### PROVIDED ENTRIES

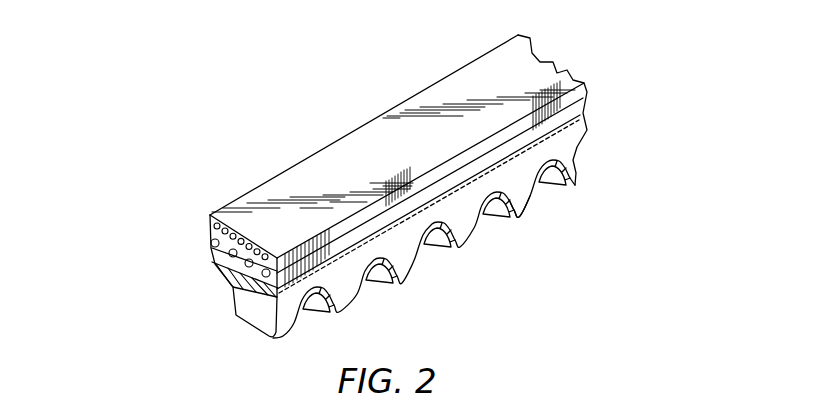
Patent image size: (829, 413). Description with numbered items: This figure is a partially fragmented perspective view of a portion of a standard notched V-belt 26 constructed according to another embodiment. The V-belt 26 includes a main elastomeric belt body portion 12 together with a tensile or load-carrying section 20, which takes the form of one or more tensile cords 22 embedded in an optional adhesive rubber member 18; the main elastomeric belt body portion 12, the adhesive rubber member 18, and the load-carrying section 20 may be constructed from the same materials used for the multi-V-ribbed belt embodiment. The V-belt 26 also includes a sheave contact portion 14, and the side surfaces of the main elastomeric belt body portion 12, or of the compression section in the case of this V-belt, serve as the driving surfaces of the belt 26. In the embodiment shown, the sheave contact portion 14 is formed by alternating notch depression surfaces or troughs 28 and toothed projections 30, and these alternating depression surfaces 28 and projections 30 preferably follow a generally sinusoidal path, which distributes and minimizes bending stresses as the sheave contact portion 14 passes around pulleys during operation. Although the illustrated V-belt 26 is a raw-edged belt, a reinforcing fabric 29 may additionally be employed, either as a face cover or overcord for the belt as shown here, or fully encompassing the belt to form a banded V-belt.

The main elastomeric belt body portion 12 is at (213, 264).
The sheave contact portion 14 is at (408, 281).
The adhesive rubber member 18 is at (218, 212).
The load-carrying section 20 is at (200, 234).
The tensile cords 22 is at (228, 296).
The V-belt 26 is at (292, 140).
The notch depression surfaces 28 is at (486, 210).
The reinforcing fabric 29 is at (210, 230).
The toothed projections 30 is at (520, 200).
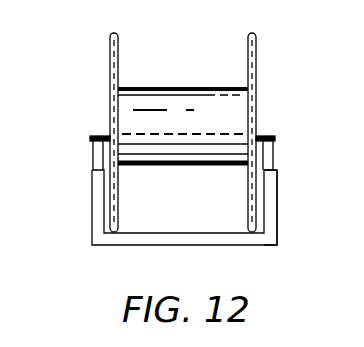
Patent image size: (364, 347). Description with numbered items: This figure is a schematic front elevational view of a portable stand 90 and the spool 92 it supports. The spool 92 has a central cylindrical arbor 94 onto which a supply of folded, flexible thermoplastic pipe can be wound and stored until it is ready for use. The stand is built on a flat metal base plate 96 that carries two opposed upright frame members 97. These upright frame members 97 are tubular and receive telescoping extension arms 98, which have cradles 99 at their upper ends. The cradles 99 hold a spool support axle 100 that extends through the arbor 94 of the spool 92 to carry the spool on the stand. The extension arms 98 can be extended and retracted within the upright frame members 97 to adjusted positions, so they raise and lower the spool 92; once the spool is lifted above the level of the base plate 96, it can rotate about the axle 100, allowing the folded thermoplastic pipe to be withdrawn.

The portable stand 90 is at (82, 253).
The spool 92 is at (110, 71).
The central cylindrical arbor 94 is at (188, 86).
The flat metal base plate 96 is at (197, 246).
The upright frame members 97 is at (278, 224).
The telescoping extension arms 98 is at (91, 156).
The cradles 99 is at (90, 137).
The spool support axle 100 is at (242, 134).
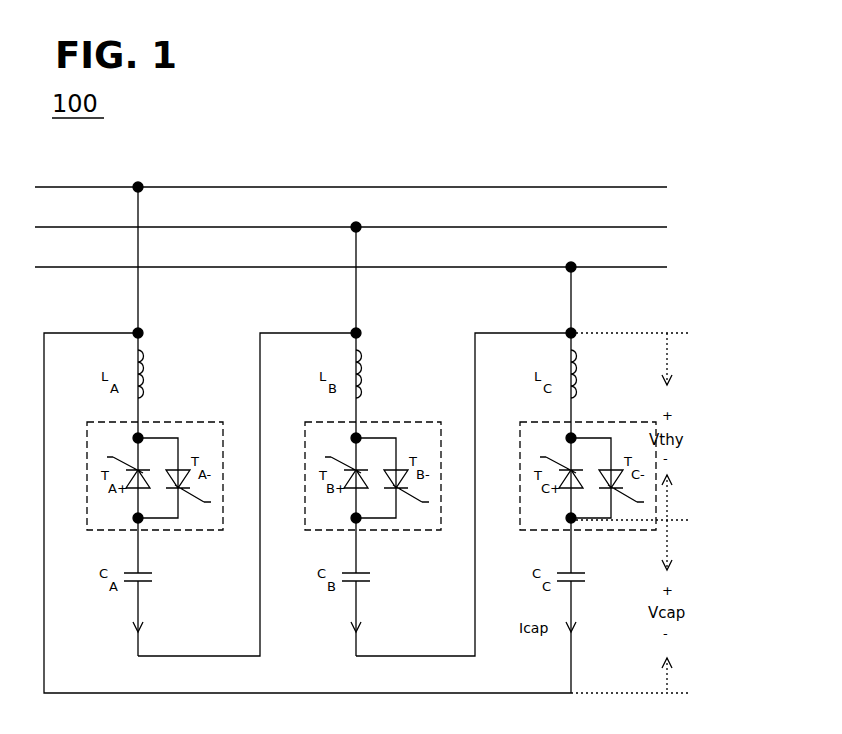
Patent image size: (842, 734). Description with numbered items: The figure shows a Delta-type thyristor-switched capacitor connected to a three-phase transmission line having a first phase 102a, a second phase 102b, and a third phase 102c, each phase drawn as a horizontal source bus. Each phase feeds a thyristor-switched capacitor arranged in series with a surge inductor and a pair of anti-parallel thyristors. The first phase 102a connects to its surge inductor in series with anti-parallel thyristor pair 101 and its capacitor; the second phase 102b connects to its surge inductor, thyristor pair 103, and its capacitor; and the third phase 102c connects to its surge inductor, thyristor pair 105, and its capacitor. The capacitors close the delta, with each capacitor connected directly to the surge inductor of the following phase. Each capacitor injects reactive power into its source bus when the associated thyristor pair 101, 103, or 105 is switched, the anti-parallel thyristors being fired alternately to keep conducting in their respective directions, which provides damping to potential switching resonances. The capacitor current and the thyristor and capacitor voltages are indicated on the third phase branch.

### WHAT YOU WILL DO
Reproduce every record above word for word, without the pictures.

### SOLUTION
Patent image size: (829, 413). Description with numbered items: This figure is a partially fragmented perspective view of a portion of a standard notched V-belt 26 constructed according to another embodiment. The V-belt 26 includes a main elastomeric belt body portion 12 together with a tensile or load-carrying section 20, which takes the form of one or more tensile cords 22 embedded in an optional adhesive rubber member 18; the main elastomeric belt body portion 12, the adhesive rubber member 18, and the load-carrying section 20 may be constructed from the same materials used for the multi-V-ribbed belt embodiment. The V-belt 26 also includes a sheave contact portion 14, and the side surfaces of the main elastomeric belt body portion 12, or of the compression section in the case of this V-belt, serve as the driving surfaces of the belt 26. In the embodiment shown, the sheave contact portion 14 is formed by alternating notch depression surfaces or troughs 28 and toothed projections 30, and these alternating depression surfaces 28 and projections 30 preferably follow a generally sinusoidal path, which distributes and minimizes bending stresses as the sheave contact portion 14 passes around pulleys during operation. Although the illustrated V-belt 26 is a raw-edged belt, a reinforcing fabric 29 may additionally be employed, either as a face cover or overcord for the belt as shown here, or fully encompassing the belt to form a banded V-belt.

The main elastomeric belt body portion 12 is at (213, 264).
The sheave contact portion 14 is at (408, 281).
The adhesive rubber member 18 is at (218, 212).
The load-carrying section 20 is at (200, 234).
The tensile cords 22 is at (228, 296).
The V-belt 26 is at (292, 140).
The notch depression surfaces 28 is at (486, 210).
The reinforcing fabric 29 is at (210, 230).
The toothed projections 30 is at (520, 200).
Patent image size: (364, 347). Description with numbered items: This figure is a schematic front elevational view of a portable stand 90 and the spool 92 it supports. The spool 92 has a central cylindrical arbor 94 onto which a supply of folded, flexible thermoplastic pipe can be wound and stored until it is ready for use. The stand is built on a flat metal base plate 96 that carries two opposed upright frame members 97. These upright frame members 97 are tubular and receive telescoping extension arms 98, which have cradles 99 at their upper ends. The cradles 99 hold a spool support axle 100 that extends through the arbor 94 of the spool 92 to carry the spool on the stand. The extension arms 98 can be extended and retracted within the upright frame members 97 to adjusted positions, so they raise and lower the spool 92; once the spool is lifted above the level of the base plate 96, it can rotate about the axle 100, allowing the folded thermoplastic pipe to be withdrawn.

The portable stand 90 is at (82, 253).
The spool 92 is at (110, 71).
The central cylindrical arbor 94 is at (188, 86).
The flat metal base plate 96 is at (197, 246).
The upright frame members 97 is at (278, 224).
The telescoping extension arms 98 is at (91, 156).
The cradles 99 is at (90, 137).
The spool support axle 100 is at (242, 134).
Patent image size: (842, 734). Description with numbered items: The figure shows a Delta-type thyristor-switched capacitor connected to a three-phase transmission line having a first phase 102a, a second phase 102b, and a third phase 102c, each phase drawn as a horizontal source bus. Each phase feeds a thyristor-switched capacitor arranged in series with a surge inductor and a pair of anti-parallel thyristors. The first phase 102a connects to its surge inductor in series with anti-parallel thyristor pair 101 and its capacitor; the second phase 102b connects to its surge inductor, thyristor pair 103, and its capacitor; and the third phase 102c connects to its surge inductor, thyristor pair 105, and its capacitor. The capacitors close the delta, with each capacitor connected directly to the surge inductor of the following phase. Each capacitor injects reactive power into its source bus when the associated thyristor pair 101, 103, or 105 is switched, the anti-parallel thyristors being fired alternately to keep conducting in their respective directions, which provides damping to potential switching resonances. The capacitor current and the thyristor and capacitor voltages are indicated on the third phase branch.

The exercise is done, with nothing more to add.